• _Stated problem_: Repeat each entry word for word. Leave any images out of the copy.

• _Excerpted data_:
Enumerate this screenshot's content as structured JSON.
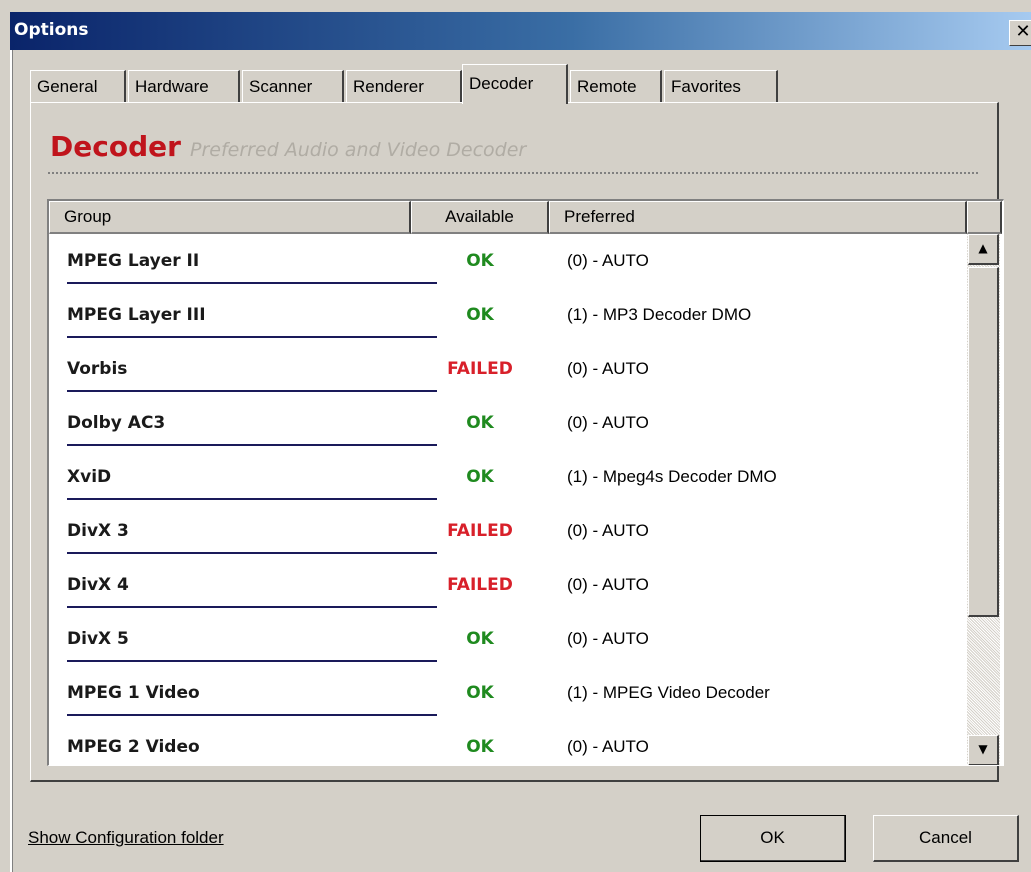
{
  "window": {
    "title": "Options",
    "close_glyph": "✕"
  },
  "tabs": [
    {
      "label": "General"
    },
    {
      "label": "Hardware"
    },
    {
      "label": "Scanner"
    },
    {
      "label": "Renderer"
    },
    {
      "label": "Decoder",
      "active": true
    },
    {
      "label": "Remote"
    },
    {
      "label": "Favorites"
    }
  ],
  "panel": {
    "title": "Decoder",
    "subtitle": "Preferred Audio and Video Decoder"
  },
  "table": {
    "columns": {
      "group": "Group",
      "available": "Available",
      "preferred": "Preferred"
    },
    "rows": [
      {
        "group": "MPEG Layer II",
        "available": "OK",
        "preferred": "(0) - AUTO"
      },
      {
        "group": "MPEG Layer III",
        "available": "OK",
        "preferred": "(1) - MP3 Decoder DMO"
      },
      {
        "group": "Vorbis",
        "available": "FAILED",
        "preferred": "(0) - AUTO"
      },
      {
        "group": "Dolby AC3",
        "available": "OK",
        "preferred": "(0) - AUTO"
      },
      {
        "group": "XviD",
        "available": "OK",
        "preferred": "(1) - Mpeg4s Decoder DMO"
      },
      {
        "group": "DivX 3",
        "available": "FAILED",
        "preferred": "(0) - AUTO"
      },
      {
        "group": "DivX 4",
        "available": "FAILED",
        "preferred": "(0) - AUTO"
      },
      {
        "group": "DivX 5",
        "available": "OK",
        "preferred": "(0) - AUTO"
      },
      {
        "group": "MPEG 1 Video",
        "available": "OK",
        "preferred": "(1) - MPEG Video Decoder"
      },
      {
        "group": "MPEG 2 Video",
        "available": "OK",
        "preferred": "(0) - AUTO"
      }
    ]
  },
  "scrollbar": {
    "up_glyph": "▲",
    "down_glyph": "▼"
  },
  "footer": {
    "config_link": "Show Configuration folder",
    "ok_label": "OK",
    "cancel_label": "Cancel"
  },
  "colors": {
    "ok": "#1f8a1f",
    "failed": "#d8202a",
    "heading": "#c0141c",
    "titlebar_start": "#0a246a"
  }
}
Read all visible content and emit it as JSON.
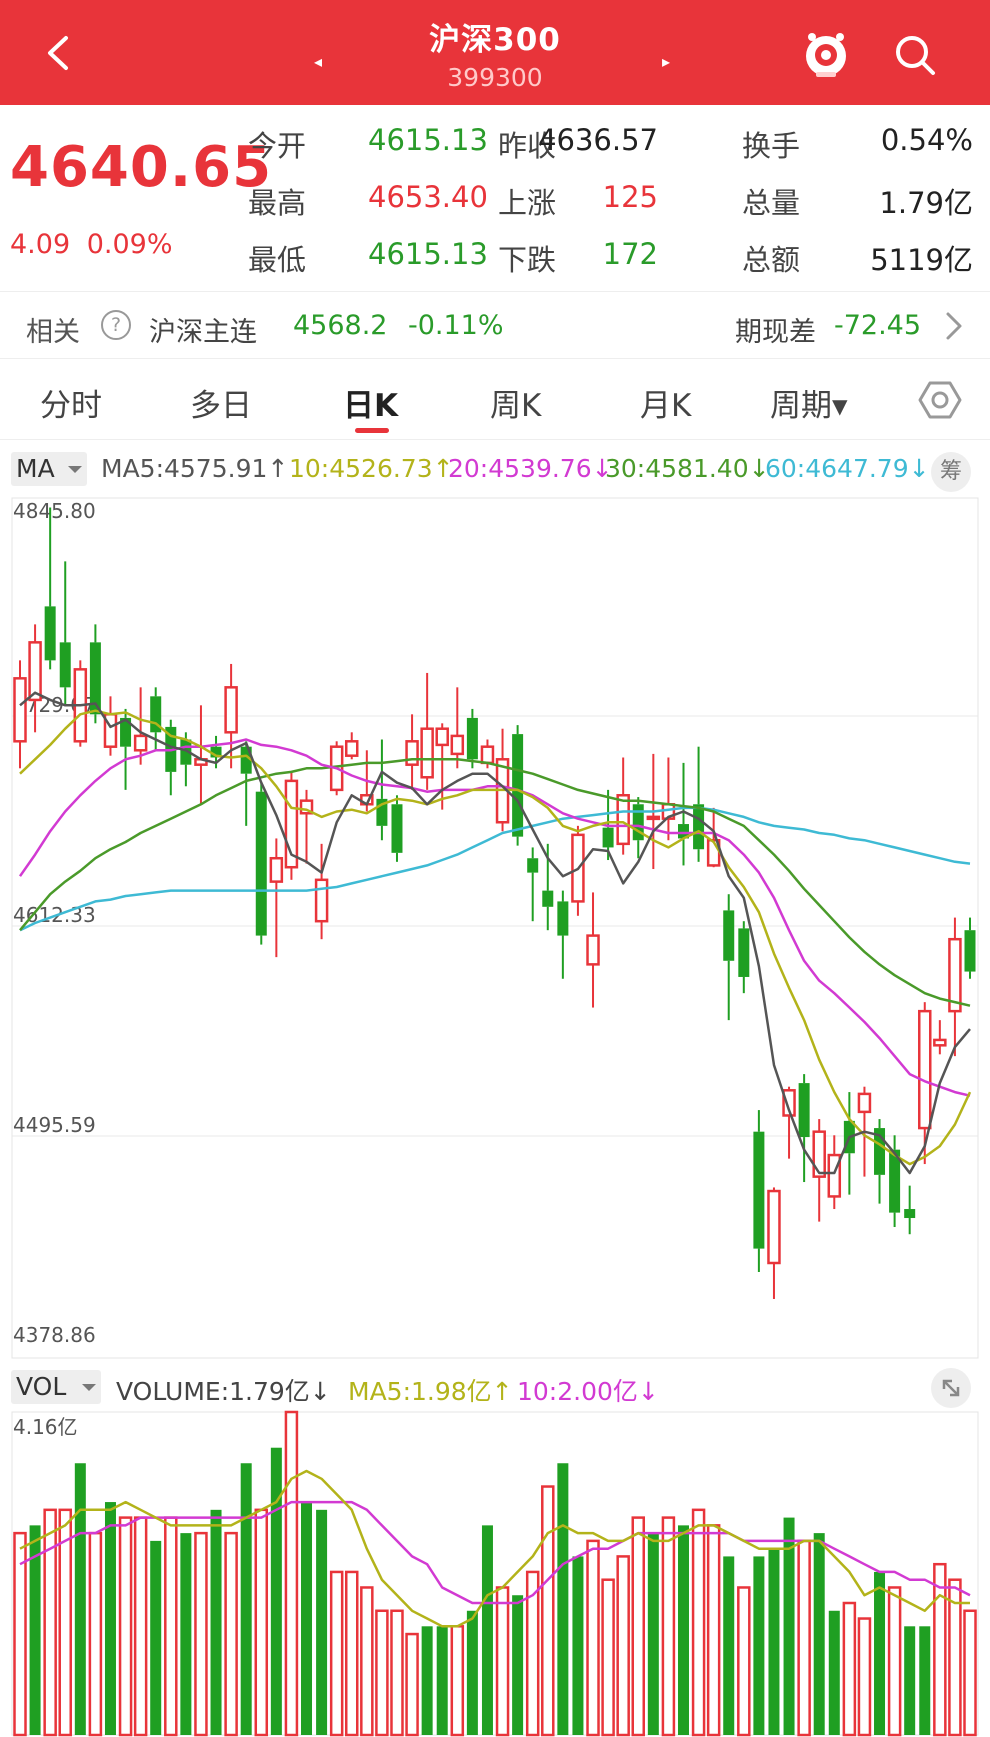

• _Result for this task_:
Enumerate this screenshot's content as structured JSON.
{
  "window": {
    "title": "Options",
    "close_glyph": "✕"
  },
  "tabs": [
    {
      "label": "General"
    },
    {
      "label": "Hardware"
    },
    {
      "label": "Scanner"
    },
    {
      "label": "Renderer"
    },
    {
      "label": "Decoder",
      "active": true
    },
    {
      "label": "Remote"
    },
    {
      "label": "Favorites"
    }
  ],
  "panel": {
    "title": "Decoder",
    "subtitle": "Preferred Audio and Video Decoder"
  },
  "table": {
    "columns": {
      "group": "Group",
      "available": "Available",
      "preferred": "Preferred"
    },
    "rows": [
      {
        "group": "MPEG Layer II",
        "available": "OK",
        "preferred": "(0) - AUTO"
      },
      {
        "group": "MPEG Layer III",
        "available": "OK",
        "preferred": "(1) - MP3 Decoder DMO"
      },
      {
        "group": "Vorbis",
        "available": "FAILED",
        "preferred": "(0) - AUTO"
      },
      {
        "group": "Dolby AC3",
        "available": "OK",
        "preferred": "(0) - AUTO"
      },
      {
        "group": "XviD",
        "available": "OK",
        "preferred": "(1) - Mpeg4s Decoder DMO"
      },
      {
        "group": "DivX 3",
        "available": "FAILED",
        "preferred": "(0) - AUTO"
      },
      {
        "group": "DivX 4",
        "available": "FAILED",
        "preferred": "(0) - AUTO"
      },
      {
        "group": "DivX 5",
        "available": "OK",
        "preferred": "(0) - AUTO"
      },
      {
        "group": "MPEG 1 Video",
        "available": "OK",
        "preferred": "(1) - MPEG Video Decoder"
      },
      {
        "group": "MPEG 2 Video",
        "available": "OK",
        "preferred": "(0) - AUTO"
      }
    ]
  },
  "scrollbar": {
    "up_glyph": "▲",
    "down_glyph": "▼"
  },
  "footer": {
    "config_link": "Show Configuration folder",
    "ok_label": "OK",
    "cancel_label": "Cancel"
  },
  "colors": {
    "ok": "#1f8a1f",
    "failed": "#d8202a",
    "heading": "#c0141c",
    "titlebar_start": "#0a246a"
  }
}
Read all visible content and emit it as JSON.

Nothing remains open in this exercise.